=== Task inputs ===
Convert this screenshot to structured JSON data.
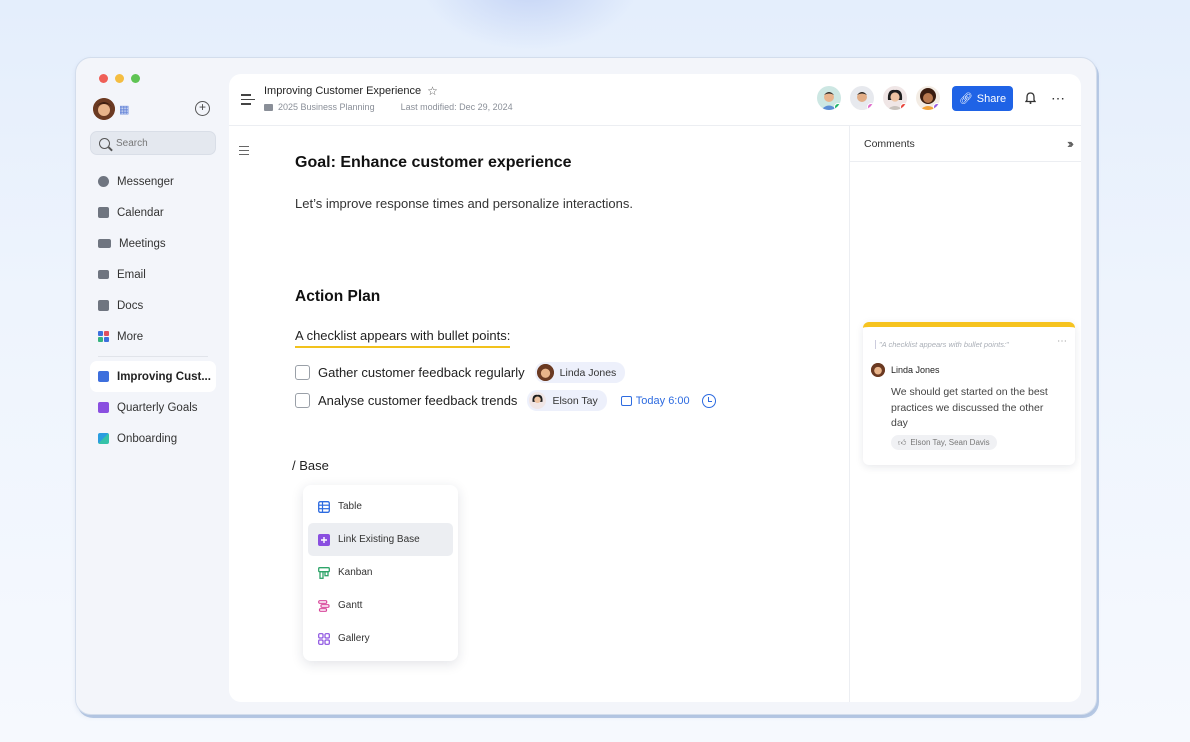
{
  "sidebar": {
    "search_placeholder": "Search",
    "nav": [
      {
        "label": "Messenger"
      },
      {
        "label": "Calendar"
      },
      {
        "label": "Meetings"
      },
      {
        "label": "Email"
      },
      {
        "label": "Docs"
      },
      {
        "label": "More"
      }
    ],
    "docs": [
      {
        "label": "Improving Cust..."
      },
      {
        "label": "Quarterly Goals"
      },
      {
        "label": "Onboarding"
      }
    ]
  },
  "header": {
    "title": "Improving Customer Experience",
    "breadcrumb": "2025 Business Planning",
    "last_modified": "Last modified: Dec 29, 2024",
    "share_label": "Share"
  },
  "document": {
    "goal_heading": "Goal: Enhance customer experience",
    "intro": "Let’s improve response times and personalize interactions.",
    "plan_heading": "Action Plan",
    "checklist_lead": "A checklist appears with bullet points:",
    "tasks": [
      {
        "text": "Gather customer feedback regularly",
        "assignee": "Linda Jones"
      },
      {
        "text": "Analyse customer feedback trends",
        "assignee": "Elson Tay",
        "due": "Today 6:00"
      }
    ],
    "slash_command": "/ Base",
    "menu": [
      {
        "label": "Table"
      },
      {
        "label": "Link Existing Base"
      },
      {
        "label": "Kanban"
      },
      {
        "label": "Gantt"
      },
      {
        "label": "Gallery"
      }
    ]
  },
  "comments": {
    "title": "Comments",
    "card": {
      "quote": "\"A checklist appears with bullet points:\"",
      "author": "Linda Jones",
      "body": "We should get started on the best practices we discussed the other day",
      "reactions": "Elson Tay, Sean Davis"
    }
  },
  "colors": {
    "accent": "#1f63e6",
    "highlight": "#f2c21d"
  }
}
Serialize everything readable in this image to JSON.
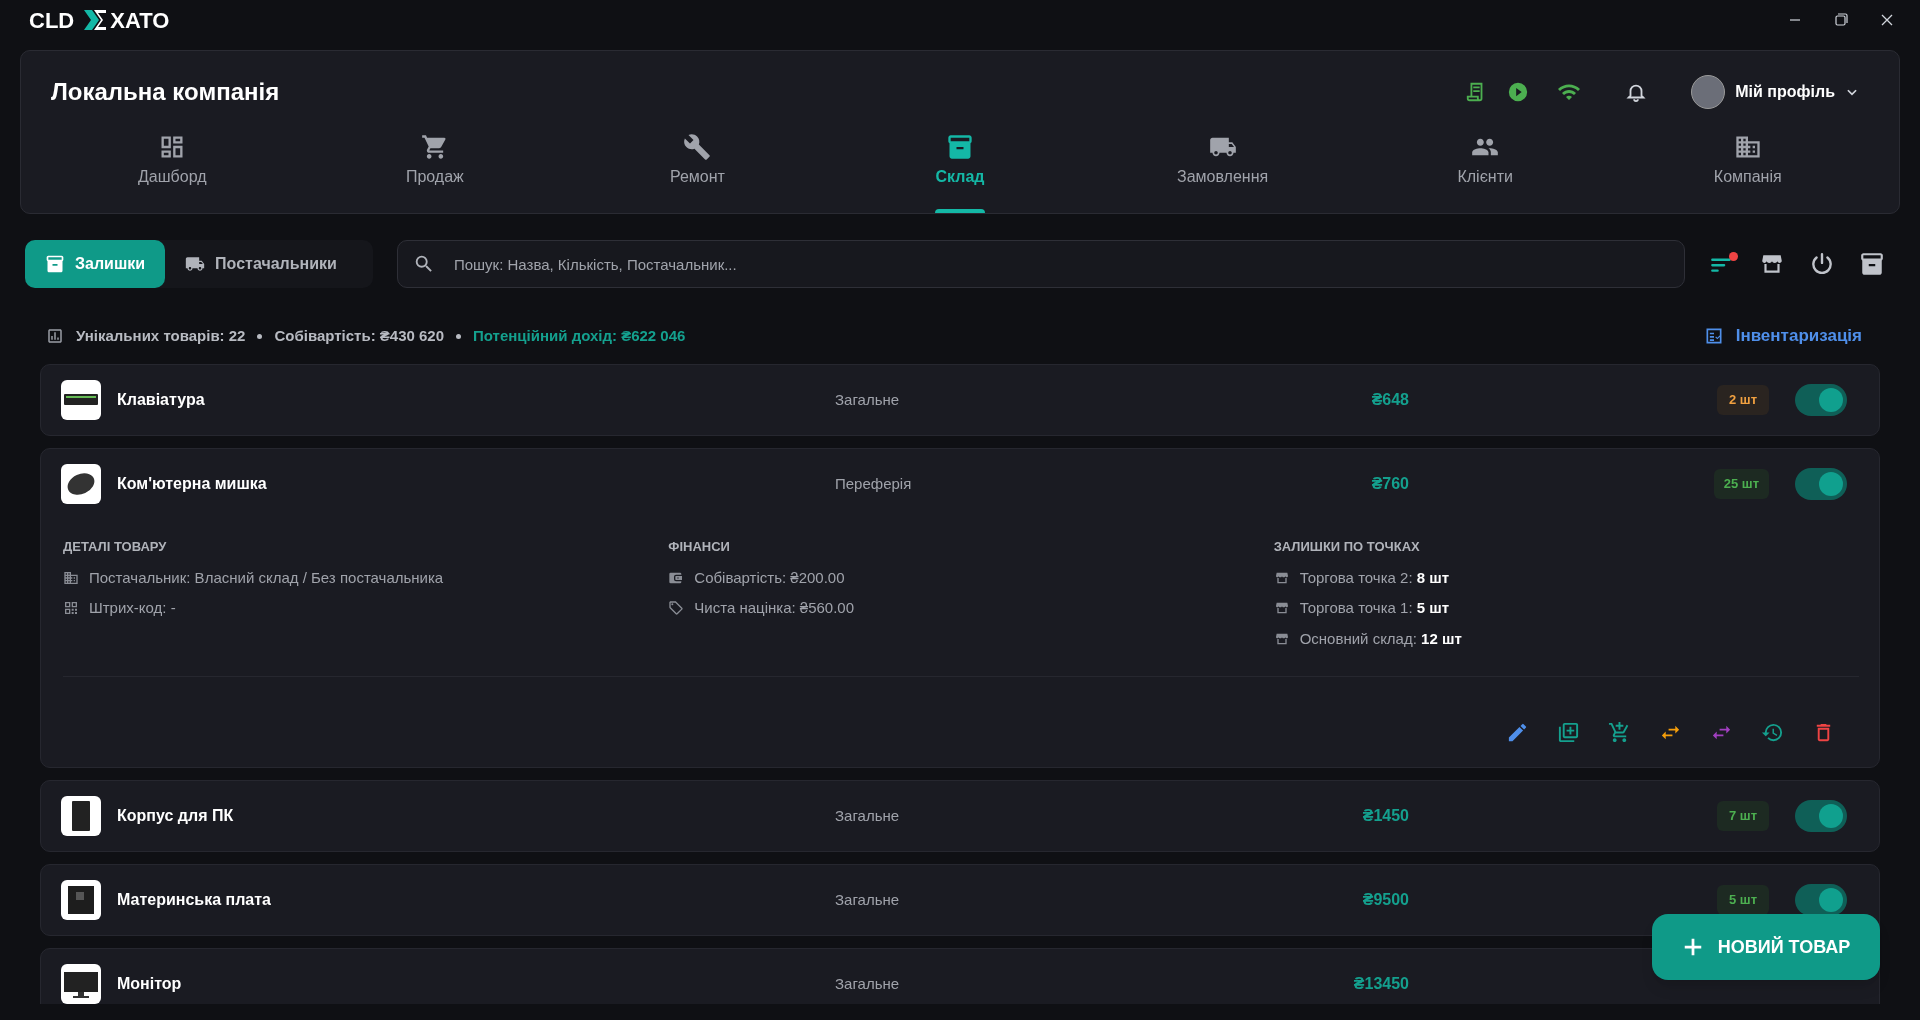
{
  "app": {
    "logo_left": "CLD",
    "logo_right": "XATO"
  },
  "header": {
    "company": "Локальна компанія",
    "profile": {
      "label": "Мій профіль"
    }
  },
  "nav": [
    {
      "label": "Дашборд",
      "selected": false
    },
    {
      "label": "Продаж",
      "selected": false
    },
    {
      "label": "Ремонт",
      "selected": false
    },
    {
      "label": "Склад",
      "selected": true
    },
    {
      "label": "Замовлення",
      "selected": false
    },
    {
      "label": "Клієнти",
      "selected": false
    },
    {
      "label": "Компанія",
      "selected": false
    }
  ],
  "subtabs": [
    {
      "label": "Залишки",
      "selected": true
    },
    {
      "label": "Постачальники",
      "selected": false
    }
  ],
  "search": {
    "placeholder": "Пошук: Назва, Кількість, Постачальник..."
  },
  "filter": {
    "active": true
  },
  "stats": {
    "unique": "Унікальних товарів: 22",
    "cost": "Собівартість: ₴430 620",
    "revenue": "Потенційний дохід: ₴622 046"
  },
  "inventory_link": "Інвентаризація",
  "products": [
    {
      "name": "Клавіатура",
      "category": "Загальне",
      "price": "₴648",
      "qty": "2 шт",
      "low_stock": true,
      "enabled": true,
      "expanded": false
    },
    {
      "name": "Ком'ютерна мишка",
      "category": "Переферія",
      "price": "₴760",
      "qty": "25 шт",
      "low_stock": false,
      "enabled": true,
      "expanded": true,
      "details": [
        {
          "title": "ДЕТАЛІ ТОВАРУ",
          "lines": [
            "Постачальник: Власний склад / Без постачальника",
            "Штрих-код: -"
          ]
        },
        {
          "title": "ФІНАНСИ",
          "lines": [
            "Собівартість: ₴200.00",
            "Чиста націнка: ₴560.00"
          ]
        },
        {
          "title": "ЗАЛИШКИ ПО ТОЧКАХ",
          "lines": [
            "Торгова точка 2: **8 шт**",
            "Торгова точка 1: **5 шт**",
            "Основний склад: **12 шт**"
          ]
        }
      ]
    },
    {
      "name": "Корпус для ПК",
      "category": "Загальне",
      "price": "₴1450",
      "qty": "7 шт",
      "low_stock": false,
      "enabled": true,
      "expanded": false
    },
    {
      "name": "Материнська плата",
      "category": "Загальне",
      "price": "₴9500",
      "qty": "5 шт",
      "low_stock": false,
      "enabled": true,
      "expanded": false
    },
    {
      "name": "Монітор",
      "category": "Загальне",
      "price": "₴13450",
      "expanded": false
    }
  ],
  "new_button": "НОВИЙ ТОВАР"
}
===
- **Required work**
Restate the whole listing above exactly, except for its images.

- **Complete output**
Convert this screenshot to structured JSON data.
{
  "sidebar": {
    "search_placeholder": "Search",
    "nav": [
      {
        "label": "Messenger"
      },
      {
        "label": "Calendar"
      },
      {
        "label": "Meetings"
      },
      {
        "label": "Email"
      },
      {
        "label": "Docs"
      },
      {
        "label": "More"
      }
    ],
    "docs": [
      {
        "label": "Improving Cust..."
      },
      {
        "label": "Quarterly Goals"
      },
      {
        "label": "Onboarding"
      }
    ]
  },
  "header": {
    "title": "Improving Customer Experience",
    "breadcrumb": "2025 Business Planning",
    "last_modified": "Last modified: Dec 29, 2024",
    "share_label": "Share"
  },
  "document": {
    "goal_heading": "Goal: Enhance customer experience",
    "intro": "Let’s improve response times and personalize interactions.",
    "plan_heading": "Action Plan",
    "checklist_lead": "A checklist appears with bullet points:",
    "tasks": [
      {
        "text": "Gather customer feedback regularly",
        "assignee": "Linda Jones"
      },
      {
        "text": "Analyse customer feedback trends",
        "assignee": "Elson Tay",
        "due": "Today 6:00"
      }
    ],
    "slash_command": "/ Base",
    "menu": [
      {
        "label": "Table"
      },
      {
        "label": "Link Existing Base"
      },
      {
        "label": "Kanban"
      },
      {
        "label": "Gantt"
      },
      {
        "label": "Gallery"
      }
    ]
  },
  "comments": {
    "title": "Comments",
    "card": {
      "quote": "\"A checklist appears with bullet points:\"",
      "author": "Linda Jones",
      "body": "We should get started on the best practices we discussed the other day",
      "reactions": "Elson Tay, Sean Davis"
    }
  },
  "colors": {
    "accent": "#1f63e6",
    "highlight": "#f2c21d"
  }
}
Serialize everything readable in this image to JSON.
{
  "app": {
    "logo_left": "CLD",
    "logo_right": "XATO"
  },
  "header": {
    "company": "Локальна компанія",
    "profile": {
      "label": "Мій профіль"
    }
  },
  "nav": [
    {
      "label": "Дашборд",
      "selected": false
    },
    {
      "label": "Продаж",
      "selected": false
    },
    {
      "label": "Ремонт",
      "selected": false
    },
    {
      "label": "Склад",
      "selected": true
    },
    {
      "label": "Замовлення",
      "selected": false
    },
    {
      "label": "Клієнти",
      "selected": false
    },
    {
      "label": "Компанія",
      "selected": false
    }
  ],
  "subtabs": [
    {
      "label": "Залишки",
      "selected": true
    },
    {
      "label": "Постачальники",
      "selected": false
    }
  ],
  "search": {
    "placeholder": "Пошук: Назва, Кількість, Постачальник..."
  },
  "filter": {
    "active": true
  },
  "stats": {
    "unique": "Унікальних товарів: 22",
    "cost": "Собівартість: ₴430 620",
    "revenue": "Потенційний дохід: ₴622 046"
  },
  "inventory_link": "Інвентаризація",
  "products": [
    {
      "name": "Клавіатура",
      "category": "Загальне",
      "price": "₴648",
      "qty": "2 шт",
      "low_stock": true,
      "enabled": true,
      "expanded": false
    },
    {
      "name": "Ком'ютерна мишка",
      "category": "Переферія",
      "price": "₴760",
      "qty": "25 шт",
      "low_stock": false,
      "enabled": true,
      "expanded": true,
      "details": [
        {
          "title": "ДЕТАЛІ ТОВАРУ",
          "lines": [
            "Постачальник: Власний склад / Без постачальника",
            "Штрих-код: -"
          ]
        },
        {
          "title": "ФІНАНСИ",
          "lines": [
            "Собівартість: ₴200.00",
            "Чиста націнка: ₴560.00"
          ]
        },
        {
          "title": "ЗАЛИШКИ ПО ТОЧКАХ",
          "lines": [
            "Торгова точка 2: **8 шт**",
            "Торгова точка 1: **5 шт**",
            "Основний склад: **12 шт**"
          ]
        }
      ]
    },
    {
      "name": "Корпус для ПК",
      "category": "Загальне",
      "price": "₴1450",
      "qty": "7 шт",
      "low_stock": false,
      "enabled": true,
      "expanded": false
    },
    {
      "name": "Материнська плата",
      "category": "Загальне",
      "price": "₴9500",
      "qty": "5 шт",
      "low_stock": false,
      "enabled": true,
      "expanded": false
    },
    {
      "name": "Монітор",
      "category": "Загальне",
      "price": "₴13450",
      "expanded": false
    }
  ],
  "new_button": "НОВИЙ ТОВАР"
}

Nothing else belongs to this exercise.